[Extracted records]
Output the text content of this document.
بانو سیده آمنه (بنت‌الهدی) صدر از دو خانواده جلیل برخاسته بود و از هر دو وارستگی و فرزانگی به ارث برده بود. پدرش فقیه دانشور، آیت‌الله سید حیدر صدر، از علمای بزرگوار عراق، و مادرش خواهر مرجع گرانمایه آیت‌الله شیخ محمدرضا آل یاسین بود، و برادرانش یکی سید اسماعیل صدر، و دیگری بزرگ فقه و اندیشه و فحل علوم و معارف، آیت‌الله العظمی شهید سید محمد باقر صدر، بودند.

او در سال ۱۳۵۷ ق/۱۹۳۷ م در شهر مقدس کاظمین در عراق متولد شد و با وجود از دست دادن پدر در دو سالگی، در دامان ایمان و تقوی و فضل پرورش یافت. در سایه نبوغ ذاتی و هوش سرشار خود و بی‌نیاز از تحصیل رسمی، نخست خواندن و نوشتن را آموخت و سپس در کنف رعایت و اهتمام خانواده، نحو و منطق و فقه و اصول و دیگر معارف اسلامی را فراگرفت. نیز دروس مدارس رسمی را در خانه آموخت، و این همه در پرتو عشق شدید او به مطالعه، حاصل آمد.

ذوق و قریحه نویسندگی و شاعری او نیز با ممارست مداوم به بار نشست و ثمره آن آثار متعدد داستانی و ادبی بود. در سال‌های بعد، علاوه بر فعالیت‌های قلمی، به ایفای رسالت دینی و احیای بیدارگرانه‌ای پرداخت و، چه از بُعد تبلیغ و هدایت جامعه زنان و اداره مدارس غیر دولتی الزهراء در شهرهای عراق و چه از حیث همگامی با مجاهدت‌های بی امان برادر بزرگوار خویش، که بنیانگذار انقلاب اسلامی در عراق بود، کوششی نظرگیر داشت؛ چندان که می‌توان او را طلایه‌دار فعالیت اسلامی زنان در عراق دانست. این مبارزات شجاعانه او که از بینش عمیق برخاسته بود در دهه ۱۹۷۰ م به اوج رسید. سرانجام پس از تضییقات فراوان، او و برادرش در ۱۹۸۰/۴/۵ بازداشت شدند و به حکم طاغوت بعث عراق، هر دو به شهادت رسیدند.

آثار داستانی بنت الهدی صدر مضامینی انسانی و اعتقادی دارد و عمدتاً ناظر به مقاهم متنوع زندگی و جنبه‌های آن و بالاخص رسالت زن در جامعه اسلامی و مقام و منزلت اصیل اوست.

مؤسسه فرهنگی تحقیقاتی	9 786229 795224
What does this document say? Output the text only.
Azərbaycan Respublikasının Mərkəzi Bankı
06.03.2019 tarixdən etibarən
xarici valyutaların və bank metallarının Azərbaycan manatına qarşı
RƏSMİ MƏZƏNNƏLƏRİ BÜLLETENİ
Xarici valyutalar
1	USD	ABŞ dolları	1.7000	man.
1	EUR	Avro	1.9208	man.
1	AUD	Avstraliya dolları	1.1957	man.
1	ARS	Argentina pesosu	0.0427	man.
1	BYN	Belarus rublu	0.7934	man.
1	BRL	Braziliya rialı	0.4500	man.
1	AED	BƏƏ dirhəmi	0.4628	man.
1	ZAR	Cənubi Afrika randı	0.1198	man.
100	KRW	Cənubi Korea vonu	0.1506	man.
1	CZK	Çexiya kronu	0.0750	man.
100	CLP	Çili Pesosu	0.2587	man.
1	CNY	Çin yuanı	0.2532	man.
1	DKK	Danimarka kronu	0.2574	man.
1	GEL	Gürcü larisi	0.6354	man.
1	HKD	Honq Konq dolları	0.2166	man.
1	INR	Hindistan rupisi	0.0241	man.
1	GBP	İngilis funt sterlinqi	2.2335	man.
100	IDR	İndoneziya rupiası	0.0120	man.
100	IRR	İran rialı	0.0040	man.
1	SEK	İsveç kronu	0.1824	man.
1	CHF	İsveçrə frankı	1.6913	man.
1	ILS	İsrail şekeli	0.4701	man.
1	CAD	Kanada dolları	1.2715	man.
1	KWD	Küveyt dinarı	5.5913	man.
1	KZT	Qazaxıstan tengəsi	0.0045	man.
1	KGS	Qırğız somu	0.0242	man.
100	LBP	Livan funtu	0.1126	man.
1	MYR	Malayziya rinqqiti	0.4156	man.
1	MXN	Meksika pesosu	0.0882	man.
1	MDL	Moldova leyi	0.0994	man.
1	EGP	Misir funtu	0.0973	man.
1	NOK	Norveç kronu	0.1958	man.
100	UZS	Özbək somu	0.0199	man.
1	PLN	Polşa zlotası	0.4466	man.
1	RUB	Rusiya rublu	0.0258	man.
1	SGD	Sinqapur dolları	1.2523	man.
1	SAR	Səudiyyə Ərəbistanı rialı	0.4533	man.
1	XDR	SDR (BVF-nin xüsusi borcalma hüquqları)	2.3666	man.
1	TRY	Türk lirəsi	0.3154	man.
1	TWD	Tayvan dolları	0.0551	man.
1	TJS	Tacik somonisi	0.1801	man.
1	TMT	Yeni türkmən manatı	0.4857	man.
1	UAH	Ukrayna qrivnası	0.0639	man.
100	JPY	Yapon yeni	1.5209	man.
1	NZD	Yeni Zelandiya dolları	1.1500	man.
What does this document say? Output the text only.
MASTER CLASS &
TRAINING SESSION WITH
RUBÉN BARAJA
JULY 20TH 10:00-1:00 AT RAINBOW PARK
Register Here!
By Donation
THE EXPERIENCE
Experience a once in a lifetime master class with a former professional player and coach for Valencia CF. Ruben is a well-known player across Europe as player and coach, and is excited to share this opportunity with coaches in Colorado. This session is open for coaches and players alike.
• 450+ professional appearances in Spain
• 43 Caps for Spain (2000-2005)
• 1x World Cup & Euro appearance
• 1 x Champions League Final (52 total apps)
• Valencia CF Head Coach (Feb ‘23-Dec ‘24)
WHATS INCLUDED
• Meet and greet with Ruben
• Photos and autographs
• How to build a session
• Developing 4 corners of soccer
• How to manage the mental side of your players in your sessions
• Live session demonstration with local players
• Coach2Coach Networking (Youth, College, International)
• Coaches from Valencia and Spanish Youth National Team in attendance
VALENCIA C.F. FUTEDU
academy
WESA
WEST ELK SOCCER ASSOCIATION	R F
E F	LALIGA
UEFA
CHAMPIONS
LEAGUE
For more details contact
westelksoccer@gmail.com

WHAT YOU ARE ASKED TO DO >> Exactly as written, please output every entry.

COMPLETE ANSWER >>
Output the text content of this document.
بانو سیده آمنه (بنت‌الهدی) صدر از دو خانواده جلیل برخاسته بود و از هر دو وارستگی و فرزانگی به ارث برده بود. پدرش فقیه دانشور، آیت‌الله سید حیدر صدر، از علمای بزرگوار عراق، و مادرش خواهر مرجع گرانمایه آیت‌الله شیخ محمدرضا آل یاسین بود، و برادرانش یکی سید اسماعیل صدر، و دیگری بزرگ فقه و اندیشه و فحل علوم و معارف، آیت‌الله العظمی شهید سید محمد باقر صدر، بودند.

او در سال ۱۳۵۷ ق/۱۹۳۷ م در شهر مقدس کاظمین در عراق متولد شد و با وجود از دست دادن پدر در دو سالگی، در دامان ایمان و تقوی و فضل پرورش یافت. در سایه نبوغ ذاتی و هوش سرشار خود و بی‌نیاز از تحصیل رسمی، نخست خواندن و نوشتن را آموخت و سپس در کنف رعایت و اهتمام خانواده، نحو و منطق و فقه و اصول و دیگر معارف اسلامی را فراگرفت. نیز دروس مدارس رسمی را در خانه آموخت، و این همه در پرتو عشق شدید او به مطالعه، حاصل آمد.

ذوق و قریحه نویسندگی و شاعری او نیز با ممارست مداوم به بار نشست و ثمره آن آثار متعدد داستانی و ادبی بود. در سال‌های بعد، علاوه بر فعالیت‌های قلمی، به ایفای رسالت دینی و احیای بیدارگرانه‌ای پرداخت و، چه از بُعد تبلیغ و هدایت جامعه زنان و اداره مدارس غیر دولتی الزهراء در شهرهای عراق و چه از حیث همگامی با مجاهدت‌های بی امان برادر بزرگوار خویش، که بنیانگذار انقلاب اسلامی در عراق بود، کوششی نظرگیر داشت؛ چندان که می‌توان او را طلایه‌دار فعالیت اسلامی زنان در عراق دانست. این مبارزات شجاعانه او که از بینش عمیق برخاسته بود در دهه ۱۹۷۰ م به اوج رسید. سرانجام پس از تضییقات فراوان، او و برادرش در ۱۹۸۰/۴/۵ بازداشت شدند و به حکم طاغوت بعث عراق، هر دو به شهادت رسیدند.

آثار داستانی بنت الهدی صدر مضامینی انسانی و اعتقادی دارد و عمدتاً ناظر به مقاهم متنوع زندگی و جنبه‌های آن و بالاخص رسالت زن در جامعه اسلامی و مقام و منزلت اصیل اوست.

مؤسسه فرهنگی تحقیقاتی	9 786229 795224
What does this document say? Output the text only.
Azərbaycan Respublikasının Mərkəzi Bankı
06.03.2019 tarixdən etibarən
xarici valyutaların və bank metallarının Azərbaycan manatına qarşı
RƏSMİ MƏZƏNNƏLƏRİ BÜLLETENİ
Xarici valyutalar
1	USD	ABŞ dolları	1.7000	man.
1	EUR	Avro	1.9208	man.
1	AUD	Avstraliya dolları	1.1957	man.
1	ARS	Argentina pesosu	0.0427	man.
1	BYN	Belarus rublu	0.7934	man.
1	BRL	Braziliya rialı	0.4500	man.
1	AED	BƏƏ dirhəmi	0.4628	man.
1	ZAR	Cənubi Afrika randı	0.1198	man.
100	KRW	Cənubi Korea vonu	0.1506	man.
1	CZK	Çexiya kronu	0.0750	man.
100	CLP	Çili Pesosu	0.2587	man.
1	CNY	Çin yuanı	0.2532	man.
1	DKK	Danimarka kronu	0.2574	man.
1	GEL	Gürcü larisi	0.6354	man.
1	HKD	Honq Konq dolları	0.2166	man.
1	INR	Hindistan rupisi	0.0241	man.
1	GBP	İngilis funt sterlinqi	2.2335	man.
100	IDR	İndoneziya rupiası	0.0120	man.
100	IRR	İran rialı	0.0040	man.
1	SEK	İsveç kronu	0.1824	man.
1	CHF	İsveçrə frankı	1.6913	man.
1	ILS	İsrail şekeli	0.4701	man.
1	CAD	Kanada dolları	1.2715	man.
1	KWD	Küveyt dinarı	5.5913	man.
1	KZT	Qazaxıstan tengəsi	0.0045	man.
1	KGS	Qırğız somu	0.0242	man.
100	LBP	Livan funtu	0.1126	man.
1	MYR	Malayziya rinqqiti	0.4156	man.
1	MXN	Meksika pesosu	0.0882	man.
1	MDL	Moldova leyi	0.0994	man.
1	EGP	Misir funtu	0.0973	man.
1	NOK	Norveç kronu	0.1958	man.
100	UZS	Özbək somu	0.0199	man.
1	PLN	Polşa zlotası	0.4466	man.
1	RUB	Rusiya rublu	0.0258	man.
1	SGD	Sinqapur dolları	1.2523	man.
1	SAR	Səudiyyə Ərəbistanı rialı	0.4533	man.
1	XDR	SDR (BVF-nin xüsusi borcalma hüquqları)	2.3666	man.
1	TRY	Türk lirəsi	0.3154	man.
1	TWD	Tayvan dolları	0.0551	man.
1	TJS	Tacik somonisi	0.1801	man.
1	TMT	Yeni türkmən manatı	0.4857	man.
1	UAH	Ukrayna qrivnası	0.0639	man.
100	JPY	Yapon yeni	1.5209	man.
1	NZD	Yeni Zelandiya dolları	1.1500	man.
What does this document say? Output the text only.
MASTER CLASS &
TRAINING SESSION WITH
RUBÉN BARAJA
JULY 20TH 10:00-1:00 AT RAINBOW PARK
Register Here!
By Donation
THE EXPERIENCE
Experience a once in a lifetime master class with a former professional player and coach for Valencia CF. Ruben is a well-known player across Europe as player and coach, and is excited to share this opportunity with coaches in Colorado. This session is open for coaches and players alike.
• 450+ professional appearances in Spain
• 43 Caps for Spain (2000-2005)
• 1x World Cup & Euro appearance
• 1 x Champions League Final (52 total apps)
• Valencia CF Head Coach (Feb ‘23-Dec ‘24)
WHATS INCLUDED
• Meet and greet with Ruben
• Photos and autographs
• How to build a session
• Developing 4 corners of soccer
• How to manage the mental side of your players in your sessions
• Live session demonstration with local players
• Coach2Coach Networking (Youth, College, International)
• Coaches from Valencia and Spanish Youth National Team in attendance
VALENCIA C.F. FUTEDU
academy
WESA
WEST ELK SOCCER ASSOCIATION	R F
E F	LALIGA
UEFA
CHAMPIONS
LEAGUE
For more details contact
westelksoccer@gmail.com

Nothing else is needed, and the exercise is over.